> _Saved entries_:
◆ ◆ ◆

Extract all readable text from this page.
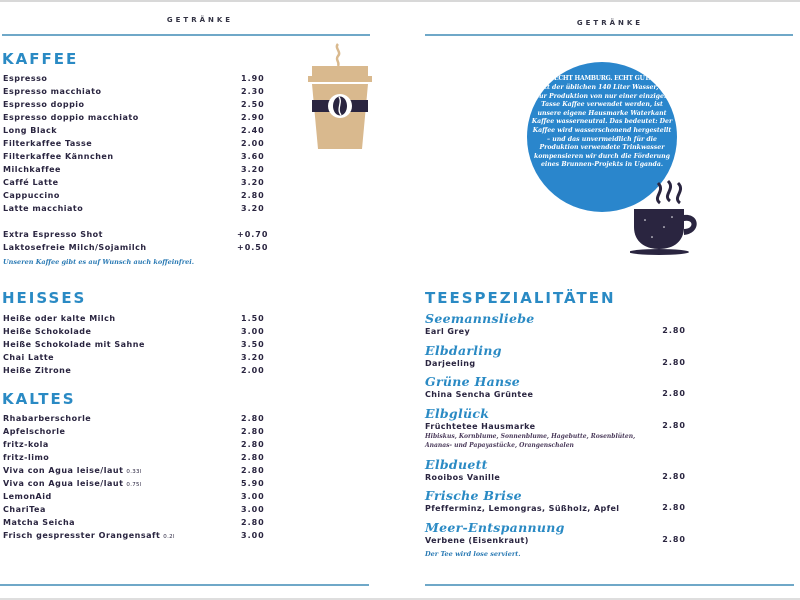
GETRÄNKE
KAFFEE
Espresso	1.90
Espresso macchiato	2.30
Espresso doppio	2.50
Espresso doppio macchiato	2.90
Long Black	2.40
Filterkaffee Tasse	2.00
Filterkaffee Kännchen	3.60
Milchkaffee	3.20
Caffé Latte	3.20
Cappuccino	2.80
Latte macchiato	3.20
Extra Espresso Shot	+0.70
Laktosefreie Milch/Sojamilch	+0.50
Unseren Kaffee gibt es auf Wunsch auch koffeinfrei.
HEISSES
Heiße oder kalte Milch	1.50
Heiße Schokolade	3.00
Heiße Schokolade mit Sahne	3.50
Chai Latte	3.20
Heiße Zitrone	2.00
KALTES
Rhabarberschorle	2.80
Apfelschorle	2.80
fritz-kola	2.80
fritz-limo	2.80
Viva con Agua leise/laut 0.33l	2.80
Viva con Agua leise/laut 0.75l	5.90
LemonAid	3.00
ChariTea	3.00
Matcha Seicha	2.80
Frisch gespresster Orangensaft 0.2l	3.00
GETRÄNKE
ECHT HAMBURG. ECHT GUT.
Statt der üblichen 140 Liter Wasser, die zur Produktion von nur einer einzigen Tasse Kaffee verwendet werden, ist unsere eigene Hausmarke Waterkant Kaffee wasserneutral. Das bedeutet: Der Kaffee wird wasserschonend hergestellt – und das unvermeidlich für die Produktion verwendete Trinkwasser kompensieren wir durch die Förderung eines Brunnen-Projekts in Uganda.
TEESPEZIALITÄTEN
Seemannsliebe
Earl Grey	2.80
Elbdarling
Darjeeling	2.80
Grüne Hanse
China Sencha Grüntee	2.80
Elbglück
Früchtetee Hausmarke	2.80
Hibiskus, Kornblume, Sonnenblume, Hagebutte, Rosenblüten,
Ananas- und Papayastücke, Orangenschalen
Elbduett
Rooibos Vanille	2.80
Frische Brise
Pfefferminz, Lemongras, Süßholz, Apfel	2.80
Meer-Entspannung
Verbene (Eisenkraut)	2.80
Der Tee wird lose serviert.
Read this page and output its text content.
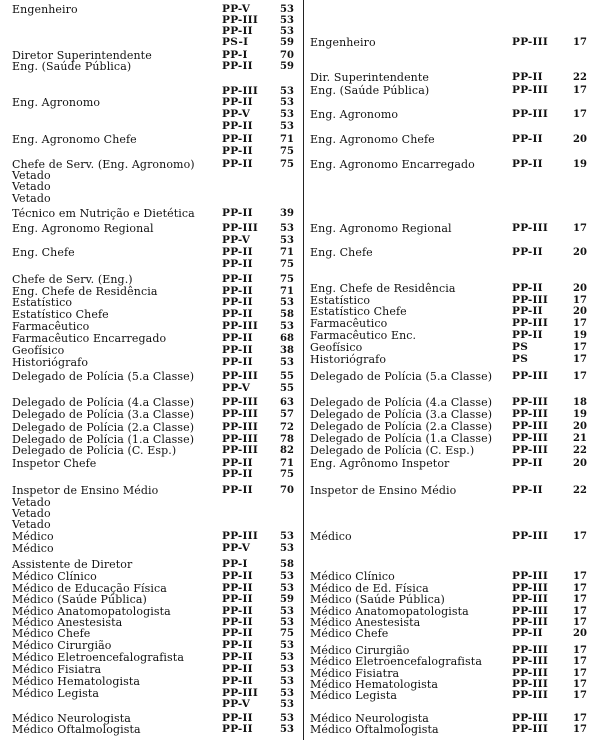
Engenheiro	PP-V	53
PP-III 53
PP-II	53
PS-I	59
Diretor Superintendente	PP-I	70
Eng. (Saúde Pública)	PP-II	59
PP-III 53
Eng. Agronomo	PP-II	53
PP-V	53
PP-II	53
Eng. Agronomo Chefe	PP-II	71
PP-II	75
Chefe de Serv. (Eng. Agronomo)	PP-II	75
Vetado
Vetado
Vetado
Técnico em Nutrição e Dietética	PP-II	39
Eng. Agronomo Regional	PP-III 53
PP-V	53
Eng. Chefe	PP-II	71
PP-II	75
Chefe de Serv. (Eng.)	PP-II	75
Eng. Chefe de Residência	PP-II	71
Estatístico	PP-II	53
Estatístico Chefe	PP-II	58
Farmacêutico	PP-III 53
Farmacêutico Encarregado	PP-II	68
Geofísico	PP-II	38
Historiógrafo	PP-II	53
Delegado de Polícia (5.a Classe)	PP-III 55
PP-V	55
Delegado de Polícia (4.a Classe)	PP-III 63
Delegado de Polícia (3.a Classe)	PP-III 57
Delegado de Polícia (2.a Classe)	PP-III 72
Delegado de Polícia (1.a Classe)	PP-III 78
Delegado de Polícia (C. Esp.)	PP-III 82
Inspetor Chefe	PP-II	71
PP-II	75
Inspetor de Ensino Médio	PP-II	70
Vetado
Vetado
Vetado
Médico	PP-III 53
Médico	PP-V	53
Assistente de Diretor	PP-I	58
Médico Clínico	PP-II	53
Médico de Educação Física	PP-II	53
Médico (Saúde Pública)	PP-II	59
Médico Anatomopatologista	PP-II	53
Médico Anestesista	PP-II	53
Médico Chefe	PP-II	75
Médico Cirurgião	PP-II	53
Médico Eletroencefalografista	PP-II	53
Médico Fisiatra	PP-II	53
Médico Hematologista	PP-II	53
Médico Legista	PP-III 53
PP-V	53
Médico Neurologista	PP-II	53
Médico Oftalmologista	PP-II	53
Engenheiro	PP-III 17
Dir. Superintendente	PP-II	22
Eng. (Saúde Pública)	PP-III 17
Eng. Agronomo	PP-III 17
Eng. Agronomo Chefe	PP-II	20
Eng. Agronomo Encarregado	PP-II	19
Eng. Agronomo Regional	PP-III 17
Eng. Chefe	PP-II	20
Eng. Chefe de Residência	PP-II	20
Estatístico	PP-III 17
Estatístico Chefe	PP-II	20
Farmacêutico	PP-III 17
Farmacêutico Enc.	PP-II	19
Geofísico	PS	17
Historiógrafo	PS	17
Delegado de Polícia (5.a Classe) PP-III 17
Delegado de Polícia (4.a Classe) PP-III 18
Delegado de Polícia (3.a Classe) PP-III 19
Delegado de Polícia (2.a Classe) PP-III 20
Delegado de Polícia (1.a Classe) PP-III 21
Delegado de Polícia (C. Esp.)	PP-III 22
Eng. Agrônomo Inspetor	PP-II	20
Inspetor de Ensino Médio	PP-II	22
Médico	PP-III 17
Médico Clínico	PP-III 17
Médico de Ed. Física	PP-III 17
Médico (Saúde Pública)	PP-III 17
Médico Anatomopatologista	PP-III 17
Médico Anestesista	PP-III 17
Médico Chefe	PP-II	20
Médico Cirurgião	PP-III 17
Médico Eletroencefalografista	PP-III 17
Médico Fisiatra	PP-III 17
Médico Hematologista	PP-III 17
Médico Legista	PP-III 17
Médico Neurologista	PP-III 17
Médico Oftalmologista	PP-III 17
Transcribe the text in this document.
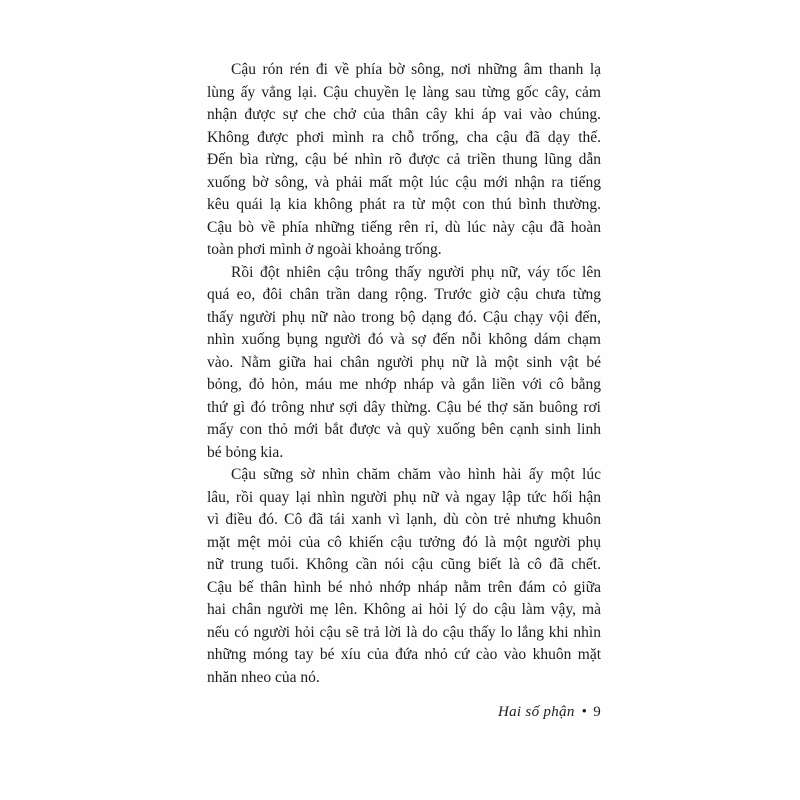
Cậu rón rén đi về phía bờ sông, nơi những âm thanh lạ
lùng ấy vẳng lại. Cậu chuyền lẹ làng sau từng gốc cây, cảm
nhận được sự che chở của thân cây khi áp vai vào chúng.
Không được phơi mình ra chỗ trống, cha cậu đã dạy thế.
Đến bìa rừng, cậu bé nhìn rõ được cả triền thung lũng dẫn
xuống bờ sông, và phải mất một lúc cậu mới nhận ra tiếng
kêu quái lạ kia không phát ra từ một con thú bình thường.
Cậu bò về phía những tiếng rên rỉ, dù lúc này cậu đã hoàn
toàn phơi mình ở ngoài khoảng trống.
Rồi đột nhiên cậu trông thấy người phụ nữ, váy tốc lên
quá eo, đôi chân trần dang rộng. Trước giờ cậu chưa từng
thấy người phụ nữ nào trong bộ dạng đó. Cậu chạy vội đến,
nhìn xuống bụng người đó và sợ đến nỗi không dám chạm
vào. Nằm giữa hai chân người phụ nữ là một sinh vật bé
bỏng, đỏ hỏn, máu me nhớp nháp và gắn liền với cô bằng
thứ gì đó trông như sợi dây thừng. Cậu bé thợ săn buông rơi
mấy con thỏ mới bắt được và quỳ xuống bên cạnh sinh linh
bé bỏng kia.
Cậu sững sờ nhìn chăm chăm vào hình hài ấy một lúc
lâu, rồi quay lại nhìn người phụ nữ và ngay lập tức hối hận
vì điều đó. Cô đã tái xanh vì lạnh, dù còn trẻ nhưng khuôn
mặt mệt mỏi của cô khiến cậu tưởng đó là một người phụ
nữ trung tuổi. Không cần nói cậu cũng biết là cô đã chết.
Cậu bế thân hình bé nhỏ nhớp nháp nằm trên đám cỏ giữa
hai chân người mẹ lên. Không ai hỏi lý do cậu làm vậy, mà
nếu có người hỏi cậu sẽ trả lời là do cậu thấy lo lắng khi nhìn
những móng tay bé xíu của đứa nhỏ cứ cào vào khuôn mặt
nhăn nheo của nó.
Hai số phận • 9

◆ ◆ ◆

> _WHAT THE TASK REQUIRES_: Return the lines of the records that include the string "Estatístico".

> _TASK RESPONSE_:
Estatístico	PP-II	53
Estatístico Chefe	PP-II	58
Estatístico	PP-III 17
Estatístico Chefe	PP-II	20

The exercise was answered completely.